=== Short problem ===
Return all the data, word for word.

*** Data for this task

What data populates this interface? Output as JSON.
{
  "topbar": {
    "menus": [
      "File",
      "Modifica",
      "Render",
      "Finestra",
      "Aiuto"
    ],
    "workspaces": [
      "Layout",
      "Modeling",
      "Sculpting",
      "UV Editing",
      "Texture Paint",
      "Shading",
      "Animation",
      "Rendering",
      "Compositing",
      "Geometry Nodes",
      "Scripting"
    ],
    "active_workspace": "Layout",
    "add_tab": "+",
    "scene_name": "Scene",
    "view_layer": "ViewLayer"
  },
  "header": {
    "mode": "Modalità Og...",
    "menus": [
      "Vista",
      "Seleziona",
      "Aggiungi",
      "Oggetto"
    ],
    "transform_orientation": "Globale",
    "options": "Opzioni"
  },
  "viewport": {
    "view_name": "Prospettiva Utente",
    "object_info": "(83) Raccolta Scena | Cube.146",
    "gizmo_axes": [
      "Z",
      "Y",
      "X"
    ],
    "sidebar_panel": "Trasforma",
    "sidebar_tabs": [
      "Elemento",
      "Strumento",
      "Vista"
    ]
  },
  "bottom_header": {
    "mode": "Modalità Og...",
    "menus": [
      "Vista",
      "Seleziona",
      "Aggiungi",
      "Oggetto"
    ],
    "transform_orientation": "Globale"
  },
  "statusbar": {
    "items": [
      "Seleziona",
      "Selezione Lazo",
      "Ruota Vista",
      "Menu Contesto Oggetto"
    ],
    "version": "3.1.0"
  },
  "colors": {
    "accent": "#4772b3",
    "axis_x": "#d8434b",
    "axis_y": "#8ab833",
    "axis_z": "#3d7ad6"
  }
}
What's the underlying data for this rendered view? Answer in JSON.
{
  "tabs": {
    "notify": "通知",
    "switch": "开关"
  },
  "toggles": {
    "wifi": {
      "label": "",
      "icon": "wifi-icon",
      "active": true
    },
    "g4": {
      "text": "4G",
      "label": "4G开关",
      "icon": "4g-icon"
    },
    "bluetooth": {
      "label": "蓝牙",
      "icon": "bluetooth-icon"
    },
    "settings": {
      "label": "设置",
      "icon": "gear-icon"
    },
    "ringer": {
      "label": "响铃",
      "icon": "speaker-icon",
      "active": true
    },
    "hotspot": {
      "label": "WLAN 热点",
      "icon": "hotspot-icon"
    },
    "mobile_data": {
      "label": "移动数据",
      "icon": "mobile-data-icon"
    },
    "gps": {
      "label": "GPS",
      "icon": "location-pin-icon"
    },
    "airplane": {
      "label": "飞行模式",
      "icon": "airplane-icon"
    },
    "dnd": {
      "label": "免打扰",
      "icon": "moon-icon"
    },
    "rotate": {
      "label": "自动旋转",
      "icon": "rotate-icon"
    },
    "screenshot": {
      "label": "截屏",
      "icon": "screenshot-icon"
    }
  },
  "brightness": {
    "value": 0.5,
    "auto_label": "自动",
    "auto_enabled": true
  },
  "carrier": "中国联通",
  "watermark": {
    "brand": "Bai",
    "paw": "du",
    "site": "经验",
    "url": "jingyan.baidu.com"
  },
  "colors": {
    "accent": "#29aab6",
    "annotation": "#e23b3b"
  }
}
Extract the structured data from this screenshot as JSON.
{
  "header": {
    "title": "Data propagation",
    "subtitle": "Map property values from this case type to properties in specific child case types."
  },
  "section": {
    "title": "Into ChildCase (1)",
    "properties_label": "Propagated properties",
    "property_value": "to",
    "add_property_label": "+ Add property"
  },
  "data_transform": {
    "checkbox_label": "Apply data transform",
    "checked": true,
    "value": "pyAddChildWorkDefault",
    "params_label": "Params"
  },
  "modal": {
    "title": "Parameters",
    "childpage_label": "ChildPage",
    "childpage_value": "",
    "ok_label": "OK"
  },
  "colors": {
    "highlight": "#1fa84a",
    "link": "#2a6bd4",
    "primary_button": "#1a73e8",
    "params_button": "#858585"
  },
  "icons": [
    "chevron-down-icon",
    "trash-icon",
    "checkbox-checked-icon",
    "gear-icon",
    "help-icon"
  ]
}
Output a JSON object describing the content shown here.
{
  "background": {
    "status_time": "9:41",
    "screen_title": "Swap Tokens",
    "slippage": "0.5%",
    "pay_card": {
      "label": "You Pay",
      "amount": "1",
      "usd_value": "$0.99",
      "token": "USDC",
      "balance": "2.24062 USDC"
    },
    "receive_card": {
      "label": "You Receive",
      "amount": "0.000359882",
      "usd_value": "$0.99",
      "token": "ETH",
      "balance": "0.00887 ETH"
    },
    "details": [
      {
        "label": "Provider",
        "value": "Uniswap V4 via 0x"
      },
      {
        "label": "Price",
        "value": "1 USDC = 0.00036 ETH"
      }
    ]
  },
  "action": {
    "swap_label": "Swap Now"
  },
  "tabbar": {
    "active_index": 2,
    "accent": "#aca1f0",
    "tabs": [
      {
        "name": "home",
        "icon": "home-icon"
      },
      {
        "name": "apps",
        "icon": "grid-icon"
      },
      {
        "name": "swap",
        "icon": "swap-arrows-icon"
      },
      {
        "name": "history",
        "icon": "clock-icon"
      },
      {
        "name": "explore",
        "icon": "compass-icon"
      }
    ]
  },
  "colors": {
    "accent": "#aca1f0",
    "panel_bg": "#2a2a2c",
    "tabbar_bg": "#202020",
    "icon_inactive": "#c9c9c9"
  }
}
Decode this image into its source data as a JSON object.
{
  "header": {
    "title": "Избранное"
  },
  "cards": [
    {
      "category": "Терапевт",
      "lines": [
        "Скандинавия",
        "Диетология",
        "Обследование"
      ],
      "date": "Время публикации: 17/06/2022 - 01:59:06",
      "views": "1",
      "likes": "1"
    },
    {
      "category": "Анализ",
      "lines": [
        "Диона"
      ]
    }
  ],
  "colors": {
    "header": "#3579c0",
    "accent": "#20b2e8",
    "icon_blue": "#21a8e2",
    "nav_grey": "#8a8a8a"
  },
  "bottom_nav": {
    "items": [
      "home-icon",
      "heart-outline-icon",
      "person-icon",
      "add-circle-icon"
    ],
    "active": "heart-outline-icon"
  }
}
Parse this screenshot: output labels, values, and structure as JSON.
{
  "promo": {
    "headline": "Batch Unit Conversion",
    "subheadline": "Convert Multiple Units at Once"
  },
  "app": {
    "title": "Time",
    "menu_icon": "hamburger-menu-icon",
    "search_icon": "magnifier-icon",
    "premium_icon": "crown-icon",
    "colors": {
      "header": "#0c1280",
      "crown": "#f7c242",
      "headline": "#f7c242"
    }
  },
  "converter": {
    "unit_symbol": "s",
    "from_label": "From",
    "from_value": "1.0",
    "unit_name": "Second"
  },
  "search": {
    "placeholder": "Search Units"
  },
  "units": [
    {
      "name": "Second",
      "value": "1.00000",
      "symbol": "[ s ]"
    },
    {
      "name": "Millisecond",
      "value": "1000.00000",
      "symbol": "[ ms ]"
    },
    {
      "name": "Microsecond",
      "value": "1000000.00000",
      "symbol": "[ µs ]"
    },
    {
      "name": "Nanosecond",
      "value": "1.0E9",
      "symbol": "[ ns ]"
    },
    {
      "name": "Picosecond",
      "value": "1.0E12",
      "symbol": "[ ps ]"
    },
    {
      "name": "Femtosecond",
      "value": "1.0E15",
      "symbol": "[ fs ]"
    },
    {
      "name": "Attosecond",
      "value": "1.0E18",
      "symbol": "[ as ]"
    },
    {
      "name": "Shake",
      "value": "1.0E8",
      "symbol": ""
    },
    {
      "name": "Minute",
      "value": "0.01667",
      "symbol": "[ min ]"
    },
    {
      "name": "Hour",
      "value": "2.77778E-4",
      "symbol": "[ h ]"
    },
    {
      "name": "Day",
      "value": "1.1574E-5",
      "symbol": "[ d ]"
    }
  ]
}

******

=== Expected answer ===
What data populates this interface? Output as JSON.
{
  "topbar": {
    "menus": [
      "File",
      "Modifica",
      "Render",
      "Finestra",
      "Aiuto"
    ],
    "workspaces": [
      "Layout",
      "Modeling",
      "Sculpting",
      "UV Editing",
      "Texture Paint",
      "Shading",
      "Animation",
      "Rendering",
      "Compositing",
      "Geometry Nodes",
      "Scripting"
    ],
    "active_workspace": "Layout",
    "add_tab": "+",
    "scene_name": "Scene",
    "view_layer": "ViewLayer"
  },
  "header": {
    "mode": "Modalità Og...",
    "menus": [
      "Vista",
      "Seleziona",
      "Aggiungi",
      "Oggetto"
    ],
    "transform_orientation": "Globale",
    "options": "Opzioni"
  },
  "viewport": {
    "view_name": "Prospettiva Utente",
    "object_info": "(83) Raccolta Scena | Cube.146",
    "gizmo_axes": [
      "Z",
      "Y",
      "X"
    ],
    "sidebar_panel": "Trasforma",
    "sidebar_tabs": [
      "Elemento",
      "Strumento",
      "Vista"
    ]
  },
  "bottom_header": {
    "mode": "Modalità Og...",
    "menus": [
      "Vista",
      "Seleziona",
      "Aggiungi",
      "Oggetto"
    ],
    "transform_orientation": "Globale"
  },
  "statusbar": {
    "items": [
      "Seleziona",
      "Selezione Lazo",
      "Ruota Vista",
      "Menu Contesto Oggetto"
    ],
    "version": "3.1.0"
  },
  "colors": {
    "accent": "#4772b3",
    "axis_x": "#d8434b",
    "axis_y": "#8ab833",
    "axis_z": "#3d7ad6"
  }
}
What's the underlying data for this rendered view? Answer in JSON.
{
  "tabs": {
    "notify": "通知",
    "switch": "开关"
  },
  "toggles": {
    "wifi": {
      "label": "",
      "icon": "wifi-icon",
      "active": true
    },
    "g4": {
      "text": "4G",
      "label": "4G开关",
      "icon": "4g-icon"
    },
    "bluetooth": {
      "label": "蓝牙",
      "icon": "bluetooth-icon"
    },
    "settings": {
      "label": "设置",
      "icon": "gear-icon"
    },
    "ringer": {
      "label": "响铃",
      "icon": "speaker-icon",
      "active": true
    },
    "hotspot": {
      "label": "WLAN 热点",
      "icon": "hotspot-icon"
    },
    "mobile_data": {
      "label": "移动数据",
      "icon": "mobile-data-icon"
    },
    "gps": {
      "label": "GPS",
      "icon": "location-pin-icon"
    },
    "airplane": {
      "label": "飞行模式",
      "icon": "airplane-icon"
    },
    "dnd": {
      "label": "免打扰",
      "icon": "moon-icon"
    },
    "rotate": {
      "label": "自动旋转",
      "icon": "rotate-icon"
    },
    "screenshot": {
      "label": "截屏",
      "icon": "screenshot-icon"
    }
  },
  "brightness": {
    "value": 0.5,
    "auto_label": "自动",
    "auto_enabled": true
  },
  "carrier": "中国联通",
  "watermark": {
    "brand": "Bai",
    "paw": "du",
    "site": "经验",
    "url": "jingyan.baidu.com"
  },
  "colors": {
    "accent": "#29aab6",
    "annotation": "#e23b3b"
  }
}
Extract the structured data from this screenshot as JSON.
{
  "header": {
    "title": "Data propagation",
    "subtitle": "Map property values from this case type to properties in specific child case types."
  },
  "section": {
    "title": "Into ChildCase (1)",
    "properties_label": "Propagated properties",
    "property_value": "to",
    "add_property_label": "+ Add property"
  },
  "data_transform": {
    "checkbox_label": "Apply data transform",
    "checked": true,
    "value": "pyAddChildWorkDefault",
    "params_label": "Params"
  },
  "modal": {
    "title": "Parameters",
    "childpage_label": "ChildPage",
    "childpage_value": "",
    "ok_label": "OK"
  },
  "colors": {
    "highlight": "#1fa84a",
    "link": "#2a6bd4",
    "primary_button": "#1a73e8",
    "params_button": "#858585"
  },
  "icons": [
    "chevron-down-icon",
    "trash-icon",
    "checkbox-checked-icon",
    "gear-icon",
    "help-icon"
  ]
}
Output a JSON object describing the content shown here.
{
  "background": {
    "status_time": "9:41",
    "screen_title": "Swap Tokens",
    "slippage": "0.5%",
    "pay_card": {
      "label": "You Pay",
      "amount": "1",
      "usd_value": "$0.99",
      "token": "USDC",
      "balance": "2.24062 USDC"
    },
    "receive_card": {
      "label": "You Receive",
      "amount": "0.000359882",
      "usd_value": "$0.99",
      "token": "ETH",
      "balance": "0.00887 ETH"
    },
    "details": [
      {
        "label": "Provider",
        "value": "Uniswap V4 via 0x"
      },
      {
        "label": "Price",
        "value": "1 USDC = 0.00036 ETH"
      }
    ]
  },
  "action": {
    "swap_label": "Swap Now"
  },
  "tabbar": {
    "active_index": 2,
    "accent": "#aca1f0",
    "tabs": [
      {
        "name": "home",
        "icon": "home-icon"
      },
      {
        "name": "apps",
        "icon": "grid-icon"
      },
      {
        "name": "swap",
        "icon": "swap-arrows-icon"
      },
      {
        "name": "history",
        "icon": "clock-icon"
      },
      {
        "name": "explore",
        "icon": "compass-icon"
      }
    ]
  },
  "colors": {
    "accent": "#aca1f0",
    "panel_bg": "#2a2a2c",
    "tabbar_bg": "#202020",
    "icon_inactive": "#c9c9c9"
  }
}
Decode this image into its source data as a JSON object.
{
  "header": {
    "title": "Избранное"
  },
  "cards": [
    {
      "category": "Терапевт",
      "lines": [
        "Скандинавия",
        "Диетология",
        "Обследование"
      ],
      "date": "Время публикации: 17/06/2022 - 01:59:06",
      "views": "1",
      "likes": "1"
    },
    {
      "category": "Анализ",
      "lines": [
        "Диона"
      ]
    }
  ],
  "colors": {
    "header": "#3579c0",
    "accent": "#20b2e8",
    "icon_blue": "#21a8e2",
    "nav_grey": "#8a8a8a"
  },
  "bottom_nav": {
    "items": [
      "home-icon",
      "heart-outline-icon",
      "person-icon",
      "add-circle-icon"
    ],
    "active": "heart-outline-icon"
  }
}
Parse this screenshot: output labels, values, and structure as JSON.
{
  "promo": {
    "headline": "Batch Unit Conversion",
    "subheadline": "Convert Multiple Units at Once"
  },
  "app": {
    "title": "Time",
    "menu_icon": "hamburger-menu-icon",
    "search_icon": "magnifier-icon",
    "premium_icon": "crown-icon",
    "colors": {
      "header": "#0c1280",
      "crown": "#f7c242",
      "headline": "#f7c242"
    }
  },
  "converter": {
    "unit_symbol": "s",
    "from_label": "From",
    "from_value": "1.0",
    "unit_name": "Second"
  },
  "search": {
    "placeholder": "Search Units"
  },
  "units": [
    {
      "name": "Second",
      "value": "1.00000",
      "symbol": "[ s ]"
    },
    {
      "name": "Millisecond",
      "value": "1000.00000",
      "symbol": "[ ms ]"
    },
    {
      "name": "Microsecond",
      "value": "1000000.00000",
      "symbol": "[ µs ]"
    },
    {
      "name": "Nanosecond",
      "value": "1.0E9",
      "symbol": "[ ns ]"
    },
    {
      "name": "Picosecond",
      "value": "1.0E12",
      "symbol": "[ ps ]"
    },
    {
      "name": "Femtosecond",
      "value": "1.0E15",
      "symbol": "[ fs ]"
    },
    {
      "name": "Attosecond",
      "value": "1.0E18",
      "symbol": "[ as ]"
    },
    {
      "name": "Shake",
      "value": "1.0E8",
      "symbol": ""
    },
    {
      "name": "Minute",
      "value": "0.01667",
      "symbol": "[ min ]"
    },
    {
      "name": "Hour",
      "value": "2.77778E-4",
      "symbol": "[ h ]"
    },
    {
      "name": "Day",
      "value": "1.1574E-5",
      "symbol": "[ d ]"
    }
  ]
}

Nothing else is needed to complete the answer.